▶ _SUPPLIED RECORDS_

____

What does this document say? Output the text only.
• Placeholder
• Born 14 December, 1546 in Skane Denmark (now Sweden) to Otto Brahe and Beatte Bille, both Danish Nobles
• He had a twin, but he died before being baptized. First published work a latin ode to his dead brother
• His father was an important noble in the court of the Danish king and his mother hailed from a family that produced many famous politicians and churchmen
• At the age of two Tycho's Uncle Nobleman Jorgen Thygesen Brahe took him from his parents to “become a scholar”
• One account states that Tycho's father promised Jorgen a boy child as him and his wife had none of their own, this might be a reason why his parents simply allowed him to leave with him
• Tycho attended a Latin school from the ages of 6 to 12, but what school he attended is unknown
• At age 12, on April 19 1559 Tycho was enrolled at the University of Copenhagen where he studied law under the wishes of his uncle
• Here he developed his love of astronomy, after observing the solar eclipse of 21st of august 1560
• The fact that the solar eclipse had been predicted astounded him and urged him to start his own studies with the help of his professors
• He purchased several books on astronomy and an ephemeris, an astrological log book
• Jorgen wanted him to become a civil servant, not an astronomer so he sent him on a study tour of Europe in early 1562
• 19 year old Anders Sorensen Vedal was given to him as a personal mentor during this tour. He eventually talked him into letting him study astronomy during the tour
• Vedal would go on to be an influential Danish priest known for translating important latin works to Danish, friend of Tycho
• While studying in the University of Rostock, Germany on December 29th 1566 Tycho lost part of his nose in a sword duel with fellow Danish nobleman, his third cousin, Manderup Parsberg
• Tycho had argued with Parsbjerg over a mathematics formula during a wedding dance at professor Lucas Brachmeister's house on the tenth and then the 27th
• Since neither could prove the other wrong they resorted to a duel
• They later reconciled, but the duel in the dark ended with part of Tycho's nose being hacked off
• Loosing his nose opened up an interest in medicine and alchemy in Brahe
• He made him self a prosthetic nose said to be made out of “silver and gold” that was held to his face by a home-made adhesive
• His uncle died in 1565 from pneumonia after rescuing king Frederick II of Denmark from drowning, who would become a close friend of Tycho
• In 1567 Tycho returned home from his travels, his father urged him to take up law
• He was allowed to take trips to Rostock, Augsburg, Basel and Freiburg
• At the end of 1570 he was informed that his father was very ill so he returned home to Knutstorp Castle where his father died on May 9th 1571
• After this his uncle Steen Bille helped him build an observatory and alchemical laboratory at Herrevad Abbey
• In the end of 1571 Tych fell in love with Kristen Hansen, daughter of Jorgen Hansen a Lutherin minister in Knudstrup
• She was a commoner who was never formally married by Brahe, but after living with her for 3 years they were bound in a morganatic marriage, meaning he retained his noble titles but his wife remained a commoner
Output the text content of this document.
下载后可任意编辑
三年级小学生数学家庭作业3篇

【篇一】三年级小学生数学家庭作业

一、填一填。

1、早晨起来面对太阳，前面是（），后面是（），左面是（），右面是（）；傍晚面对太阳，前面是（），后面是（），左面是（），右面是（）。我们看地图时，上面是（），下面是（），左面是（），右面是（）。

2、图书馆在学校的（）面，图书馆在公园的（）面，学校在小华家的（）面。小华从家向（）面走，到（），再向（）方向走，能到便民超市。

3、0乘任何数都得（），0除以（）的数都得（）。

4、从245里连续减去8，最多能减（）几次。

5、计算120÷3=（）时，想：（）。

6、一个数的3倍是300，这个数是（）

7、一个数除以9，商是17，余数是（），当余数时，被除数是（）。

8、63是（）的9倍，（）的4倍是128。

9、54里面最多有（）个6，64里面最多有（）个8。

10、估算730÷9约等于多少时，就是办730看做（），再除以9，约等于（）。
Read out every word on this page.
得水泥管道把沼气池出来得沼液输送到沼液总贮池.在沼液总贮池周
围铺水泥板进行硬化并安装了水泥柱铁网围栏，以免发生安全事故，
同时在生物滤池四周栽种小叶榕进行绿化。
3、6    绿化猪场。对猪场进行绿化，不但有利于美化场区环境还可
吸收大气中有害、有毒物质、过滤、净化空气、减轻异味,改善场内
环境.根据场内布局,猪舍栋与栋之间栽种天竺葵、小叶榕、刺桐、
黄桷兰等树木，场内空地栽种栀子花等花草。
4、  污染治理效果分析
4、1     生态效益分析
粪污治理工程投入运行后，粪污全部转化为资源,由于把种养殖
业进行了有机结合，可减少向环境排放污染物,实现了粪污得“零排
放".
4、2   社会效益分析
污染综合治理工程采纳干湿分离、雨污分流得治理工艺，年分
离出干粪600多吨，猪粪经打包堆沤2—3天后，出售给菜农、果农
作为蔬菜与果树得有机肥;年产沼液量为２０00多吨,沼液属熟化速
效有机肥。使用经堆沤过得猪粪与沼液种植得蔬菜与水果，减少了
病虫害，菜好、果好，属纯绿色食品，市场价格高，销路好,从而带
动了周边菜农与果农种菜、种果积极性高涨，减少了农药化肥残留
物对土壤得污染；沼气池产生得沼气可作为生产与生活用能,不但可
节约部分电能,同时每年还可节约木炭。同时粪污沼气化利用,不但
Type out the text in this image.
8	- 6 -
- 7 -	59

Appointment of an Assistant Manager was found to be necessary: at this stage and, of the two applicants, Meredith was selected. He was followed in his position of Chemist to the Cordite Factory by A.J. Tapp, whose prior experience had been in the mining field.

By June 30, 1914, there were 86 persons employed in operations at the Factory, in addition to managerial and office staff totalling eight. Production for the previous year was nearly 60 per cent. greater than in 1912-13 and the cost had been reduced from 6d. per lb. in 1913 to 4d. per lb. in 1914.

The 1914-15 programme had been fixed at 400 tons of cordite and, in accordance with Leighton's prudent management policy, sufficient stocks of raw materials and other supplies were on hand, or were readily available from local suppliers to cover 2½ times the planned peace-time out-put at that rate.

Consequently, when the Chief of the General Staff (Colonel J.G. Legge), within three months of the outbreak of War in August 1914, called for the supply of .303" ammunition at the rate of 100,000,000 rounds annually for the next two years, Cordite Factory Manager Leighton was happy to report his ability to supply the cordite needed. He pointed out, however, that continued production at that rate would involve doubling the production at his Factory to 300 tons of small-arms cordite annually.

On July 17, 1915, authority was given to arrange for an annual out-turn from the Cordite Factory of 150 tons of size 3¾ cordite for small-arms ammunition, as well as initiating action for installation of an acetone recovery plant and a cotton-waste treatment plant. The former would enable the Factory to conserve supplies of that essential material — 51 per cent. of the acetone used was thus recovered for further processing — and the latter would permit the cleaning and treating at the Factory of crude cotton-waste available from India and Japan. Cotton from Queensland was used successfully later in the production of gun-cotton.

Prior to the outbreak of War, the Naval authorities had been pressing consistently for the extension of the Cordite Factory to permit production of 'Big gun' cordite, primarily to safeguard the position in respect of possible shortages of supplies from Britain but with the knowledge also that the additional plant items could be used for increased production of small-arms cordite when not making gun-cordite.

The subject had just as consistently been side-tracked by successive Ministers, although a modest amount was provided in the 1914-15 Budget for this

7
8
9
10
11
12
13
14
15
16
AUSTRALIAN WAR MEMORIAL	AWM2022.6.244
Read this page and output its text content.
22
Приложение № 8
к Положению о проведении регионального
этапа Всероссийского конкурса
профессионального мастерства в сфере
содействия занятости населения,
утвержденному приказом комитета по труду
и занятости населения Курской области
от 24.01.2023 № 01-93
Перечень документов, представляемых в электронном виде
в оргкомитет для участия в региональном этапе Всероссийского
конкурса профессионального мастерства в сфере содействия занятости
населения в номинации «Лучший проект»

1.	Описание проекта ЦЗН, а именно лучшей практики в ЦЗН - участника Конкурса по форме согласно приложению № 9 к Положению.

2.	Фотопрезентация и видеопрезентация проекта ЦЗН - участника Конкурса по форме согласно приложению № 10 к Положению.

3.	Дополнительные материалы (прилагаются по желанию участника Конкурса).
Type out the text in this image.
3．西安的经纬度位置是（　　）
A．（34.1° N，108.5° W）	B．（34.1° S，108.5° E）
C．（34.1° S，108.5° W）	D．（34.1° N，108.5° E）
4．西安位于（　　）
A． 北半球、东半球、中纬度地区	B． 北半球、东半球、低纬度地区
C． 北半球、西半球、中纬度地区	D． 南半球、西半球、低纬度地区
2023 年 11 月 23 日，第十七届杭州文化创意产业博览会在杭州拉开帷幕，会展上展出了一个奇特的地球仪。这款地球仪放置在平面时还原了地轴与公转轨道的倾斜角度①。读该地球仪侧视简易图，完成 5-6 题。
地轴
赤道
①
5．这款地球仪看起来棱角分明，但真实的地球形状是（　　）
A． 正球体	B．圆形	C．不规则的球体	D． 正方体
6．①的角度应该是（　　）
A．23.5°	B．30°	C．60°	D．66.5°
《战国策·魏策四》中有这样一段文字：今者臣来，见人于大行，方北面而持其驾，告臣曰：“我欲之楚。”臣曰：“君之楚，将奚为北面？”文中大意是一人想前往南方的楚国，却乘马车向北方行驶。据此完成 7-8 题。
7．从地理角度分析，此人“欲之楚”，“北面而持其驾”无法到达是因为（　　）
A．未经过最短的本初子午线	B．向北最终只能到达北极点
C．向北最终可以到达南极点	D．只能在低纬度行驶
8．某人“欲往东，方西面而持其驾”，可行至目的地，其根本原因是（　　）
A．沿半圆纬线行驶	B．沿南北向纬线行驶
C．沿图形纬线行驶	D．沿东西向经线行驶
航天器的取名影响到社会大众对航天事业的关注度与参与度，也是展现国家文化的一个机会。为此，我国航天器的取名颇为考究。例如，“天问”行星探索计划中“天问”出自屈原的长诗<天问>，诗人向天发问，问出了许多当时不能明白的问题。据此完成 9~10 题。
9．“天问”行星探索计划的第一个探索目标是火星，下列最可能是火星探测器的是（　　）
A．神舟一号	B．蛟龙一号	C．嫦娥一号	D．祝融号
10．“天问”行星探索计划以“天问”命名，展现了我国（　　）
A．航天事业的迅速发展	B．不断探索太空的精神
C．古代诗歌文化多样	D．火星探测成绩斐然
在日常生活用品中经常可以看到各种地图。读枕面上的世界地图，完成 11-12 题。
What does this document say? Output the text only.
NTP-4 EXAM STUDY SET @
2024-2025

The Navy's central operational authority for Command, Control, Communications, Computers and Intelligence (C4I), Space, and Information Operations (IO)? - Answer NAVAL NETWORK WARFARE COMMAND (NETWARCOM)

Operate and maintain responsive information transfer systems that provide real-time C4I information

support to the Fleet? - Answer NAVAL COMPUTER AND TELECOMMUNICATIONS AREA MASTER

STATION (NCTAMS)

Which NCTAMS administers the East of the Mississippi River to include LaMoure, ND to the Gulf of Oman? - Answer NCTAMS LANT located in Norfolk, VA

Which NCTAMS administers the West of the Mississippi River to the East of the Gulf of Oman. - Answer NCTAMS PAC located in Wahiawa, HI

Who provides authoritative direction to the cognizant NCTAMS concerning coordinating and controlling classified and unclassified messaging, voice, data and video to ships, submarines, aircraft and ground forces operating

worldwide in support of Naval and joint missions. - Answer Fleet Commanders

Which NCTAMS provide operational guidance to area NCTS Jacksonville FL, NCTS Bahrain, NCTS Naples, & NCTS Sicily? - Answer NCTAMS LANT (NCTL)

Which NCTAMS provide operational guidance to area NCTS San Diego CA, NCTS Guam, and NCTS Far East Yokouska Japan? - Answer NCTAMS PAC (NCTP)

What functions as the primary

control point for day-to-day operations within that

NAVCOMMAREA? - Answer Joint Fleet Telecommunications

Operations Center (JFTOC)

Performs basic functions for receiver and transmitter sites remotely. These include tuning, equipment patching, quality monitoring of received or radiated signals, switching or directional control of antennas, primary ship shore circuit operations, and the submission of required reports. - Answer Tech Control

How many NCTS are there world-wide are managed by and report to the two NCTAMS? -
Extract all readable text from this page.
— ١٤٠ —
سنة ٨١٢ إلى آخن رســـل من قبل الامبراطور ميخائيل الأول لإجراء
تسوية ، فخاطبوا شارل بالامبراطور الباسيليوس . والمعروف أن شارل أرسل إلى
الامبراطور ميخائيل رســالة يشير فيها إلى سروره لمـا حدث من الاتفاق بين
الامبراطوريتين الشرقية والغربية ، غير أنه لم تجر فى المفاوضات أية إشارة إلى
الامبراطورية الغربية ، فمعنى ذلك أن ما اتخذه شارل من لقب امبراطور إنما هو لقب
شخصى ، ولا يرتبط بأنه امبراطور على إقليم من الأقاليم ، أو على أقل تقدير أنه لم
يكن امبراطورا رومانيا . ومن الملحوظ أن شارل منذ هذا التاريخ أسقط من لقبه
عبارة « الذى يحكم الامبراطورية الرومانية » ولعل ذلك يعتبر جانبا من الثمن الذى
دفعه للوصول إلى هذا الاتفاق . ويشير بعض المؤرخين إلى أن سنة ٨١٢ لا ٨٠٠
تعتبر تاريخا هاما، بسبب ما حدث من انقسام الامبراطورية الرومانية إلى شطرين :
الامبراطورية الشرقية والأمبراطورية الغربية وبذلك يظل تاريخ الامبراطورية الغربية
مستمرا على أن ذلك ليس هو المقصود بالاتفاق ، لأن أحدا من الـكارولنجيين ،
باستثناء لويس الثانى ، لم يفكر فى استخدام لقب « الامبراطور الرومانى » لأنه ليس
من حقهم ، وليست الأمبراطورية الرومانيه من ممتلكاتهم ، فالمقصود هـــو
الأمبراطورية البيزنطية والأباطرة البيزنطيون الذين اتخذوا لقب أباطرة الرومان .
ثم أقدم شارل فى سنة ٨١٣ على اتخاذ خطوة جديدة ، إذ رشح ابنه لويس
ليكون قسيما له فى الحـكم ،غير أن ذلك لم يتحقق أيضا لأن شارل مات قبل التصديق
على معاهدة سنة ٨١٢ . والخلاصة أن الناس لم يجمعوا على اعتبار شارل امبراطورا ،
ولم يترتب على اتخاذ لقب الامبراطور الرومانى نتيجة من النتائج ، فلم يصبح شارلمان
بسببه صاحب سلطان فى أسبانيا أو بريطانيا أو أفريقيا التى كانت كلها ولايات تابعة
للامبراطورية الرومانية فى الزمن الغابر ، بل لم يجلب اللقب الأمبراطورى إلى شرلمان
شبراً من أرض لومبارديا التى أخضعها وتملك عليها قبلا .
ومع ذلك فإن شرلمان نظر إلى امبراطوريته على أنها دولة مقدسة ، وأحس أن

____

▶ _GOAL OF THE EXERCISE_
Find the lines above that include the string "приложению" and copy them.

▶ _ANSWER_
1.	Описание проекта ЦЗН, а именно лучшей практики в ЦЗН - участника Конкурса по форме согласно приложению № 9 к Положению.
2.	Фотопрезентация и видеопрезентация проекта ЦЗН - участника Конкурса по форме согласно приложению № 10 к Положению.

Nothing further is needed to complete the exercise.